Restate the listing that follows word for word, without its pictures.
┏━━
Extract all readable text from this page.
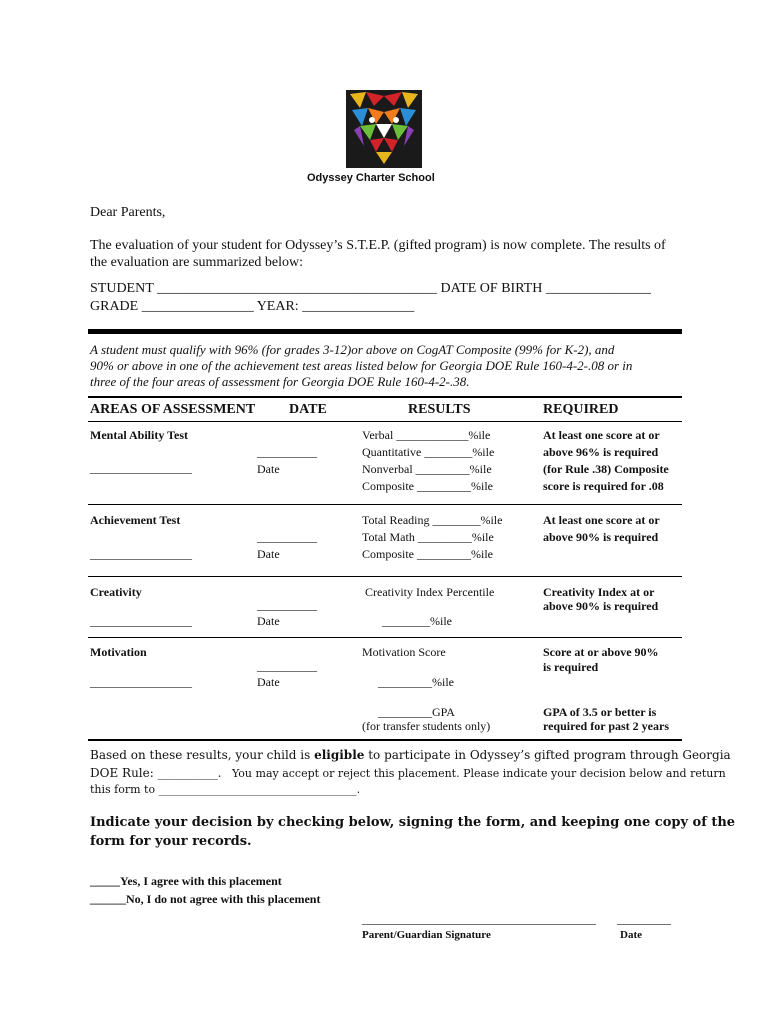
Odyssey Charter School
Dear Parents,
The evaluation of your student for Odyssey’s S.T.E.P. (gifted program) is now complete. The results of
the evaluation are summarized below:
STUDENT ________________________________________ DATE OF BIRTH _______________
GRADE ________________ YEAR: ________________
A student must qualify with 96% (for grades 3-12)or above on CogAT Composite (99% for K-2), and
90% or above in one of the achievement test areas listed below for Georgia DOE Rule 160-4-2-.08 or in
three of the four areas of assessment for Georgia DOE Rule 160-4-2-.38.
AREAS OF ASSESSMENT DATE	RESULTS	REQUIRED
Mental Ability Test
_________________
__________
Date
Verbal ____________%ile
Quantitative ________%ile
Nonverbal _________%ile
Composite _________%ile
At least one score at or
above 96% is required
(for Rule .38) Composite
score is required for .08
Achievement Test
_________________
__________
Date
Total Reading ________%ile
Total Math _________%ile
Composite _________%ile
At least one score at or
above 90% is required
Creativity
_________________
__________
Date
Creativity Index Percentile
________%ile
Creativity Index at or
above 90% is required
Motivation
_________________
__________
Date
Motivation Score
_________%ile
Score at or above 90%
is required
_________GPA
(for transfer students only)
GPA of 3.5 or better is
required for past 2 years
Based on these results, your child is eligible to participate in Odyssey’s gifted program through Georgia
DOE Rule: __________. You may accept or reject this placement. Please indicate your decision below and return
this form to ____________________________________.
Indicate your decision by checking below, signing the form, and keeping one copy of the
form for your records.
_____Yes, I agree with this placement
______No, I do not agree with this placement
_______________________________________
Parent/Guardian Signature
_________
Date
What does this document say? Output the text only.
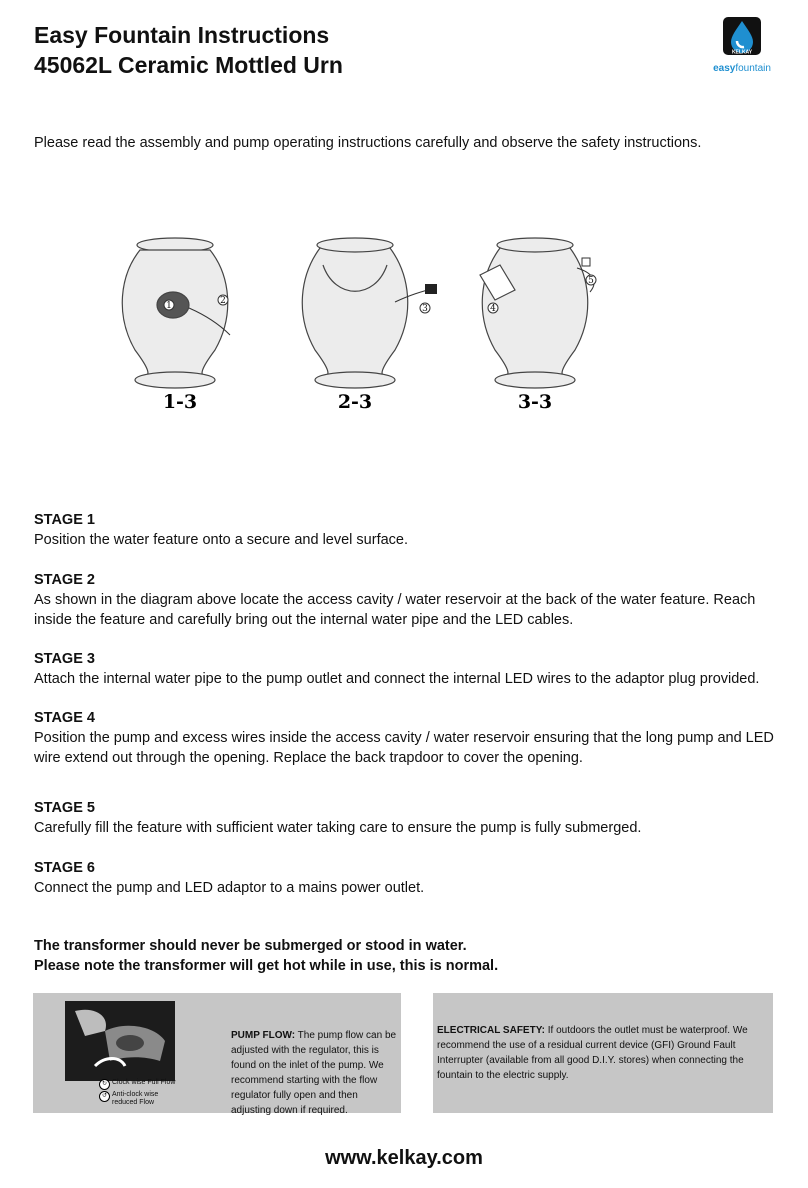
Easy Fountain Instructions
45062L Ceramic Mottled Urn	KELKAY
easyfountain

Please read the assembly and pump operating instructions carefully and observe the safety instructions.

1	2
3	4
5
1-3	2-3	3-3
STAGE 1

Position the water feature onto a secure and level surface.

STAGE 2

As shown in the diagram above locate the access cavity / water reservoir at the back of the water feature. Reach inside the feature and carefully bring out the internal water pipe and the LED cables.

STAGE 3

Attach the internal water pipe to the pump outlet and connect the internal LED wires to the adaptor plug provided.

STAGE 4

Position the pump and excess wires inside the access cavity / water reservoir ensuring that the long pump and LED wire extend out through the opening. Replace the back trapdoor to cover the opening.

STAGE 5

Carefully fill the feature with sufficient water taking care to ensure the pump is fully submerged.

STAGE 6

Connect the pump and LED adaptor to a mains power outlet.

The transformer should never be submerged or stood in water.

Please note the transformer will get hot while in use, this is normal.

↻ Clock wise Full Flow
↺ Anti-clock wise reduced Flow
PUMP FLOW: The pump flow can be adjusted with the regulator, this is found on the inlet of the pump. We recommend starting with the flow regulator fully open and then adjusting down if required.
ELECTRICAL SAFETY: If outdoors the outlet must be waterproof. We recommend the use of a residual current device (GFI) Ground Fault Interrupter (available from all good D.I.Y. stores) when connecting the fountain to the electric supply.
www.kelkay.com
┗━━
## Finished answer
Extract all readable text from this page.
Odyssey Charter School
Dear Parents,
The evaluation of your student for Odyssey’s S.T.E.P. (gifted program) is now complete. The results of
the evaluation are summarized below:
STUDENT ________________________________________ DATE OF BIRTH _______________
GRADE ________________ YEAR: ________________
A student must qualify with 96% (for grades 3-12)or above on CogAT Composite (99% for K-2), and
90% or above in one of the achievement test areas listed below for Georgia DOE Rule 160-4-2-.08 or in
three of the four areas of assessment for Georgia DOE Rule 160-4-2-.38.
AREAS OF ASSESSMENT DATE	RESULTS	REQUIRED
Mental Ability Test
_________________
__________
Date
Verbal ____________%ile
Quantitative ________%ile
Nonverbal _________%ile
Composite _________%ile
At least one score at or
above 96% is required
(for Rule .38) Composite
score is required for .08
Achievement Test
_________________
__________
Date
Total Reading ________%ile
Total Math _________%ile
Composite _________%ile
At least one score at or
above 90% is required
Creativity
_________________
__________
Date
Creativity Index Percentile
________%ile
Creativity Index at or
above 90% is required
Motivation
_________________
__________
Date
Motivation Score
_________%ile
Score at or above 90%
is required
_________GPA
(for transfer students only)
GPA of 3.5 or better is
required for past 2 years
Based on these results, your child is eligible to participate in Odyssey’s gifted program through Georgia
DOE Rule: __________. You may accept or reject this placement. Please indicate your decision below and return
this form to ____________________________________.
Indicate your decision by checking below, signing the form, and keeping one copy of the
form for your records.
_____Yes, I agree with this placement
______No, I do not agree with this placement
_______________________________________
Parent/Guardian Signature
_________
Date
What does this document say? Output the text only.
Easy Fountain Instructions
45062L Ceramic Mottled Urn	KELKAY
easyfountain

Please read the assembly and pump operating instructions carefully and observe the safety instructions.

1	2
3	4
5
1-3	2-3	3-3
STAGE 1

Position the water feature onto a secure and level surface.

STAGE 2

As shown in the diagram above locate the access cavity / water reservoir at the back of the water feature. Reach inside the feature and carefully bring out the internal water pipe and the LED cables.

STAGE 3

Attach the internal water pipe to the pump outlet and connect the internal LED wires to the adaptor plug provided.

STAGE 4

Position the pump and excess wires inside the access cavity / water reservoir ensuring that the long pump and LED wire extend out through the opening. Replace the back trapdoor to cover the opening.

STAGE 5

Carefully fill the feature with sufficient water taking care to ensure the pump is fully submerged.

STAGE 6

Connect the pump and LED adaptor to a mains power outlet.

The transformer should never be submerged or stood in water.

Please note the transformer will get hot while in use, this is normal.

↻ Clock wise Full Flow
↺ Anti-clock wise reduced Flow
PUMP FLOW: The pump flow can be adjusted with the regulator, this is found on the inlet of the pump. We recommend starting with the flow regulator fully open and then adjusting down if required.
ELECTRICAL SAFETY: If outdoors the outlet must be waterproof. We recommend the use of a residual current device (GFI) Ground Fault Interrupter (available from all good D.I.Y. stores) when connecting the fountain to the electric supply.
www.kelkay.com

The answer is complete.